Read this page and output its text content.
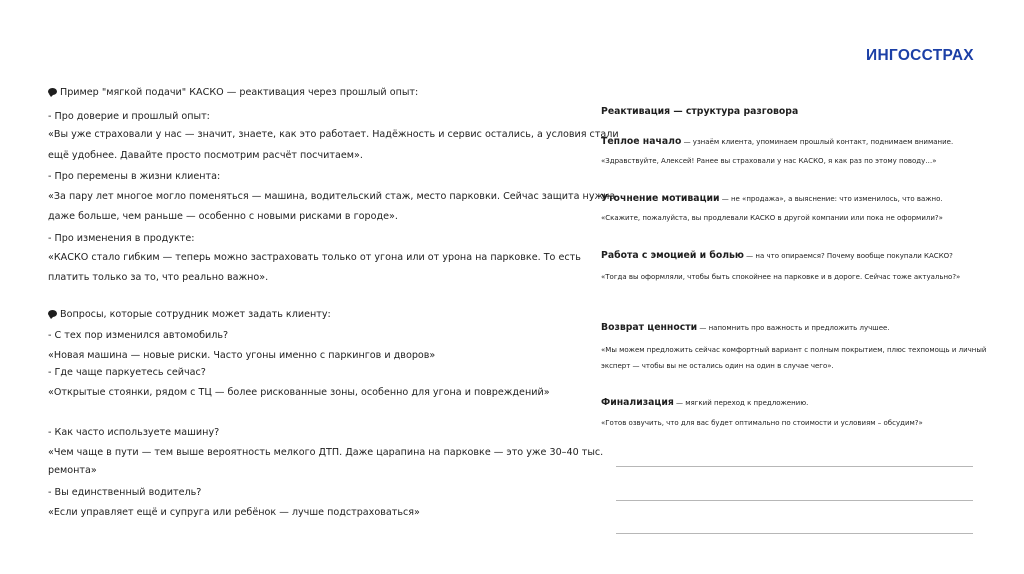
ИНГОССТРАХ
Пример "мягкой подачи" КАСКО — реактивация через прошлый опыт:
- Про доверие и прошлый опыт:
«Вы уже страховали у нас — значит, знаете, как это работает. Надёжность и сервис остались, а условия стали
ещё удобнее. Давайте просто посмотрим расчёт посчитаем».
- Про перемены в жизни клиента:
«За пару лет многое могло поменяться — машина, водительский стаж, место парковки. Сейчас защита нужна
даже больше, чем раньше — особенно с новыми рисками в городе».
- Про изменения в продукте:
«КАСКО стало гибким — теперь можно застраховать только от угона или от урона на парковке. То есть
платить только за то, что реально важно».
Вопросы, которые сотрудник может задать клиенту:
- С тех пор изменился автомобиль?
«Новая машина — новые риски. Часто угоны именно с паркингов и дворов»
- Где чаще паркуетесь сейчас?
«Открытые стоянки, рядом с ТЦ — более рискованные зоны, особенно для угона и повреждений»
- Как часто используете машину?
«Чем чаще в пути — тем выше вероятность мелкого ДТП. Даже царапина на парковке — это уже 30–40 тыс.
ремонта»
- Вы единственный водитель?
«Если управляет ещё и супруга или ребёнок — лучше подстраховаться»
Реактивация — структура разговора
Теплое начало — узнаём клиента, упоминаем прошлый контакт, поднимаем внимание.
«Здравствуйте, Алексей! Ранее вы страховали у нас КАСКО, я как раз по этому поводу…»
Уточнение мотивации — не «продажа», а выяснение: что изменилось, что важно.
«Скажите, пожалуйста, вы продлевали КАСКО в другой компании или пока не оформили?»
Работа с эмоцией и болью — на что опираемся? Почему вообще покупали КАСКО?
«Тогда вы оформляли, чтобы быть спокойнее на парковке и в дороге. Сейчас тоже актуально?»
Возврат ценности — напомнить про важность и предложить лучшее.
«Мы можем предложить сейчас комфортный вариант с полным покрытием, плюс техпомощь и личный
эксперт — чтобы вы не остались один на один в случае чего».
Финализация — мягкий переход к предложению.
«Готов озвучить, что для вас будет оптимально по стоимости и условиям – обсудим?»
□ □ □
• _The exercise_
Give every line of the material that includes the string "страховали".

• _Correct response_
«Вы уже страховали у нас — значит, знаете, как это работает. Надёжность и сервис остались, а условия стали
«Здравствуйте, Алексей! Ранее вы страховали у нас КАСКО, я как раз по этому поводу…»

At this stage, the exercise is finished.